What the task requires: How many lines in these records hold the string "face"? State only that number.

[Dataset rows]
Start

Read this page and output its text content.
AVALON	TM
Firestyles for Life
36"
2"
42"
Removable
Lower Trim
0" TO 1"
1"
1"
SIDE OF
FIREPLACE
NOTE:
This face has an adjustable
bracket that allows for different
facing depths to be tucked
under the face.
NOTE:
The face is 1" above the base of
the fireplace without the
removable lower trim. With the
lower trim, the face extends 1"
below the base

End

Solution: 4